- Exercise brief
Below is a listing; write it out exactly and drop any images from it.

- Material shown
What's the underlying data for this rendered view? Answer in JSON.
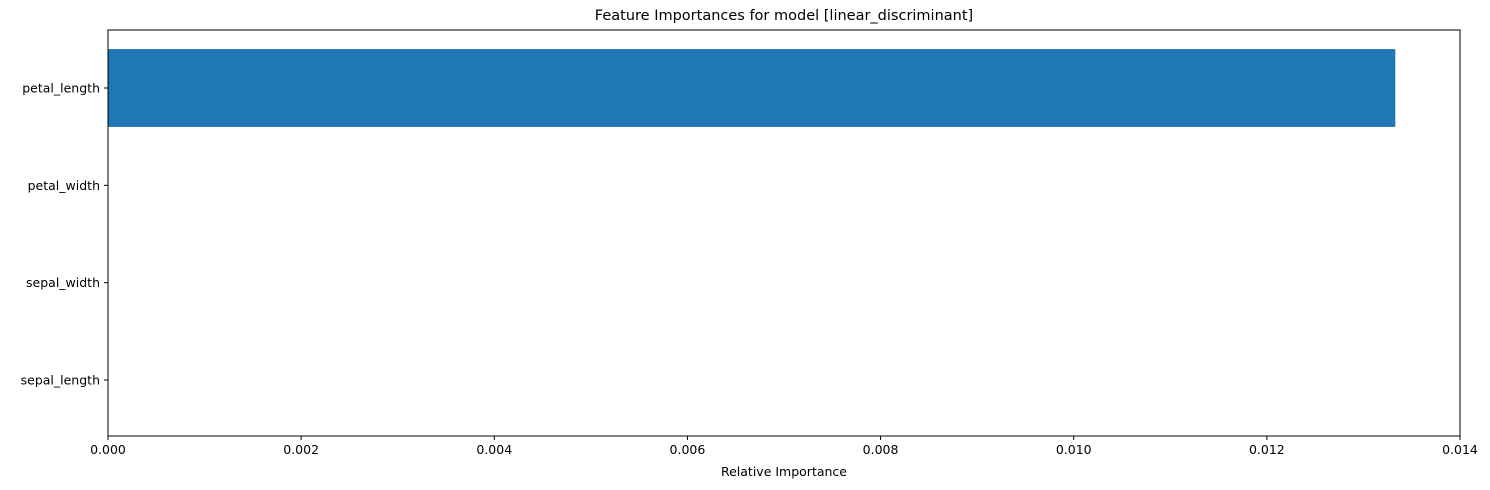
{
  "chart_data": {
    "type": "bar",
    "orientation": "horizontal",
    "title": "Feature Importances for model [linear_discriminant]",
    "xlabel": "Relative Importance",
    "ylabel": "",
    "categories": [
      "sepal_length",
      "sepal_width",
      "petal_width",
      "petal_length"
    ],
    "values": [
      0.0,
      0.0,
      0.0,
      0.01333
    ],
    "xlim": [
      0,
      0.014
    ],
    "xticks": [
      "0.000",
      "0.002",
      "0.004",
      "0.006",
      "0.008",
      "0.010",
      "0.012",
      "0.014"
    ],
    "bar_color": "#1f77b4",
    "grid": false,
    "legend": "none"
  }
}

- Output of the task
What's the underlying data for this rendered view? Answer in JSON.
{
  "chart_data": {
    "type": "bar",
    "orientation": "horizontal",
    "title": "Feature Importances for model [linear_discriminant]",
    "xlabel": "Relative Importance",
    "ylabel": "",
    "categories": [
      "sepal_length",
      "sepal_width",
      "petal_width",
      "petal_length"
    ],
    "values": [
      0.0,
      0.0,
      0.0,
      0.01333
    ],
    "xlim": [
      0,
      0.014
    ],
    "xticks": [
      "0.000",
      "0.002",
      "0.004",
      "0.006",
      "0.008",
      "0.010",
      "0.012",
      "0.014"
    ],
    "bar_color": "#1f77b4",
    "grid": false,
    "legend": "none"
  }
}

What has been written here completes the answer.